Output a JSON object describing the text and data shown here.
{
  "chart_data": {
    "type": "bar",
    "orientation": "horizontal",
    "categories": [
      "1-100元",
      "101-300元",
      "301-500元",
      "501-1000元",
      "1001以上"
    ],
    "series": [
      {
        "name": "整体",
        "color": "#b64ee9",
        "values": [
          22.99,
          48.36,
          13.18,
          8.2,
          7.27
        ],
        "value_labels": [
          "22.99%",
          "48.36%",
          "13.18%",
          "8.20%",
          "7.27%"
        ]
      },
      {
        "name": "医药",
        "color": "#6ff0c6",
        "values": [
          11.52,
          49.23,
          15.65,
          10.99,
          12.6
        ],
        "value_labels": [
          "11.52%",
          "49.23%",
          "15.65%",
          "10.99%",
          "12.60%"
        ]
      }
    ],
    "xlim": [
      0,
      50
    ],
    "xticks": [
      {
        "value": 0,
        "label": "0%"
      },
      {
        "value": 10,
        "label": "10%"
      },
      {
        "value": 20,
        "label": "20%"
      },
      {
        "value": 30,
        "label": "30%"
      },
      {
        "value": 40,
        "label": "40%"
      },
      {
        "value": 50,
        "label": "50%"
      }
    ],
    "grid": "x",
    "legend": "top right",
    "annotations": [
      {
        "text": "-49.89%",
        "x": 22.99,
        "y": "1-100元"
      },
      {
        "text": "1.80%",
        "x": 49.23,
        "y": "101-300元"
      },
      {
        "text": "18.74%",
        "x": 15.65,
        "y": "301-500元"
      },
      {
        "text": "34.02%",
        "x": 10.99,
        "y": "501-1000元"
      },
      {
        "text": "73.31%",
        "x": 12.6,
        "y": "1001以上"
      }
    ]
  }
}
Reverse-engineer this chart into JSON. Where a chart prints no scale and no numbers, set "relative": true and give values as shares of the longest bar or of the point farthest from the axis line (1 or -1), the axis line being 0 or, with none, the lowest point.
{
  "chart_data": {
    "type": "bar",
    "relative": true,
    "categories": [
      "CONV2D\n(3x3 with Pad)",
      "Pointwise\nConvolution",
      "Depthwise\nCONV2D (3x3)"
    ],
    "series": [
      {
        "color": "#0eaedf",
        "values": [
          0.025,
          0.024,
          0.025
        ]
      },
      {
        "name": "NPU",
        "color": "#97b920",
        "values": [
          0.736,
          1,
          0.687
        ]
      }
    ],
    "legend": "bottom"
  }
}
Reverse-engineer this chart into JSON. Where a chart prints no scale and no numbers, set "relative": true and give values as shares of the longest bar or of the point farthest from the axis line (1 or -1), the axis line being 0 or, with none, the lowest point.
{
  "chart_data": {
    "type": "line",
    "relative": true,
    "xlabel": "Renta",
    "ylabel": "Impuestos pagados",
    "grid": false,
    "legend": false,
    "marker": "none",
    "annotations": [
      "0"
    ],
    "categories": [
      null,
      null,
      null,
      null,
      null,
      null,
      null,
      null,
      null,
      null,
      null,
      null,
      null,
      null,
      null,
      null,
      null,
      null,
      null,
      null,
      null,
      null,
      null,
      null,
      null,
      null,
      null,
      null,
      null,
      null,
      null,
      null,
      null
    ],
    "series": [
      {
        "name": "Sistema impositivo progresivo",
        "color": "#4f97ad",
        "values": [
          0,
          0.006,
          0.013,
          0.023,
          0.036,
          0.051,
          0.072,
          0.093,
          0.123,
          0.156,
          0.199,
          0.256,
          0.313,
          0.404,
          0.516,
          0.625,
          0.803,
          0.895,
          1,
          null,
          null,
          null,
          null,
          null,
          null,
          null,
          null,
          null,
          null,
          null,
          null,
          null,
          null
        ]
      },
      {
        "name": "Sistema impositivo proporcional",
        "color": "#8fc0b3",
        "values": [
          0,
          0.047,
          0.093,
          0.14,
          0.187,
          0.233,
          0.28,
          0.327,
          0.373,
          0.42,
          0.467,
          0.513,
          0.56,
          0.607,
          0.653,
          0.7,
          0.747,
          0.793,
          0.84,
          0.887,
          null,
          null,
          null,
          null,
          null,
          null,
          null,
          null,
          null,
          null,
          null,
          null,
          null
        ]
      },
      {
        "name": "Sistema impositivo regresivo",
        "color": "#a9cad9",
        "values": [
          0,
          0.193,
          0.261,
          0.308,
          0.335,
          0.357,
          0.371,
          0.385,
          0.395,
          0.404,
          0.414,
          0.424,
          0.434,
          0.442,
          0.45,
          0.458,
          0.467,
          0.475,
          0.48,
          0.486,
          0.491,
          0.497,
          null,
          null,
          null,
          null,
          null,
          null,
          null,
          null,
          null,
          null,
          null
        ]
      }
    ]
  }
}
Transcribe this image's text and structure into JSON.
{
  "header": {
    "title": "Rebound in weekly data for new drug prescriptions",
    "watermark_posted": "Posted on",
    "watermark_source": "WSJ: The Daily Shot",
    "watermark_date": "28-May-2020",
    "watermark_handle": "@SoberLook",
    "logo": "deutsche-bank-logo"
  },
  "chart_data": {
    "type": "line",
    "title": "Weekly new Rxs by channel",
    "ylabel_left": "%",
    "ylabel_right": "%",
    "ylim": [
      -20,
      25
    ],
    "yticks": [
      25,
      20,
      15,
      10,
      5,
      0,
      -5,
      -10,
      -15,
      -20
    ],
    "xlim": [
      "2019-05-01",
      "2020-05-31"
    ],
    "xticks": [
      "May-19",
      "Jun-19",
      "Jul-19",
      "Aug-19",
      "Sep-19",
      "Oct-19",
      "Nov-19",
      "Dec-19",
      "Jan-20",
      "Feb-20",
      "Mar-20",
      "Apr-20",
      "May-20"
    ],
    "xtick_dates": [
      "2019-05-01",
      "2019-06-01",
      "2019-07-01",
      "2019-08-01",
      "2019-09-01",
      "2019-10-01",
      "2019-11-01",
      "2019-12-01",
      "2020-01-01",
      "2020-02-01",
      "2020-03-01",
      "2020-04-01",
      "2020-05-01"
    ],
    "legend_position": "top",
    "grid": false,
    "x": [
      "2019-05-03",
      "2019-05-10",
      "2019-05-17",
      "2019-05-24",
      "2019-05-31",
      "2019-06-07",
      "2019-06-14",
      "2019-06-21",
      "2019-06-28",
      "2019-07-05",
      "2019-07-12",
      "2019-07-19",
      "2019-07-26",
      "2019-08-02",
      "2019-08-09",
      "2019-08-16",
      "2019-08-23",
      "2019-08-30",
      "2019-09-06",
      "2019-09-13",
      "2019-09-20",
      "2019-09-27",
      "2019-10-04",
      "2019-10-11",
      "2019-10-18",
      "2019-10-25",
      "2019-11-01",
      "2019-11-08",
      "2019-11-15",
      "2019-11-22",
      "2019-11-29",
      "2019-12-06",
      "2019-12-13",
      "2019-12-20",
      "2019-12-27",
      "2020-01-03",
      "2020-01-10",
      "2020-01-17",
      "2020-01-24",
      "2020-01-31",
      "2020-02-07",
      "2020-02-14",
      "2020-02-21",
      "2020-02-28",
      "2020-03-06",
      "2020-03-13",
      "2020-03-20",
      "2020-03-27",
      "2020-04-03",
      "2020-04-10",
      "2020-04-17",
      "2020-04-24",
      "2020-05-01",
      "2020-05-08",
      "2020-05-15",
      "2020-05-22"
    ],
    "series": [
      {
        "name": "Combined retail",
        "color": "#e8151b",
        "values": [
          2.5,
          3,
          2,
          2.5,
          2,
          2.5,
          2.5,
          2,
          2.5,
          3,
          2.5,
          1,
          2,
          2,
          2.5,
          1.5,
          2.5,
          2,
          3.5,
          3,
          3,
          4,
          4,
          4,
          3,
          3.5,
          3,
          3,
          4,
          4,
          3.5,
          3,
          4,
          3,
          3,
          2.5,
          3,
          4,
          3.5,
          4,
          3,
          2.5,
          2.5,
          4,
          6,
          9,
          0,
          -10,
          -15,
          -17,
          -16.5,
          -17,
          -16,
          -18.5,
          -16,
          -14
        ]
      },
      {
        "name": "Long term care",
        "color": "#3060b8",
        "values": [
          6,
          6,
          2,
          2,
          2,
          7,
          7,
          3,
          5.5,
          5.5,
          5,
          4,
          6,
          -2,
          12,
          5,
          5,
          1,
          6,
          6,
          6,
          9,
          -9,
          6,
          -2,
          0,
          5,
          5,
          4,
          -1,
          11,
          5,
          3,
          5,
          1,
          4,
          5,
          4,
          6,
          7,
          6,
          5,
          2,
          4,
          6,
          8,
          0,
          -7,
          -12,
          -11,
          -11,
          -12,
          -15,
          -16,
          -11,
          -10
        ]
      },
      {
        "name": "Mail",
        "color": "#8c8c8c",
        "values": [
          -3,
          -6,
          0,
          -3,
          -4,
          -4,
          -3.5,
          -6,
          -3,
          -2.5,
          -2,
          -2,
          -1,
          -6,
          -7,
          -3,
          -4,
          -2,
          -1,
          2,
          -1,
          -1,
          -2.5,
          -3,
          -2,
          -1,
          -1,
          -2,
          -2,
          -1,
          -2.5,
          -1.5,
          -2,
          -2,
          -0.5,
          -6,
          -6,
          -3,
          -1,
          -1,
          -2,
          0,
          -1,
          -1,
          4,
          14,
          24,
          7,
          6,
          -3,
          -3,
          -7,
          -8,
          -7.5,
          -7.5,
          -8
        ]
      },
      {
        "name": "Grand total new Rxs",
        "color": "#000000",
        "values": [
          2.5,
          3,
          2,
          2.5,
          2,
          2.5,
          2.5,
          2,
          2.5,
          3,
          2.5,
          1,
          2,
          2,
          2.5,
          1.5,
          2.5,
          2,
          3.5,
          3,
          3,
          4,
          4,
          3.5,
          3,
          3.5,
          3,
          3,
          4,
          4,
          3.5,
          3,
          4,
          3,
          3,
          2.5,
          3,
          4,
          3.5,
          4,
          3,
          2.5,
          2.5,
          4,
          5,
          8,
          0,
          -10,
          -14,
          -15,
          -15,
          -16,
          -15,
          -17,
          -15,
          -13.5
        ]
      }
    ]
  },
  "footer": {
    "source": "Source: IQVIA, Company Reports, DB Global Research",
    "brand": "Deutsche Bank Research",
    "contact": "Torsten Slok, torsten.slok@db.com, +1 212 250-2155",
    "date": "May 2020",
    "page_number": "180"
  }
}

□ □ □ □ □ □ □

* _STATED TASK_: Return each line that includes "color".

* _ANSWER TO THE PROBLEM_:
        "color": "#b64ee9",
        "color": "#6ff0c6",
        "color": "#0eaedf",
        "color": "#97b920",
        "color": "#4f97ad",
        "color": "#8fc0b3",
        "color": "#a9cad9",
        "color": "#e8151b",
        "color": "#3060b8",
        "color": "#8c8c8c",
        "color": "#000000",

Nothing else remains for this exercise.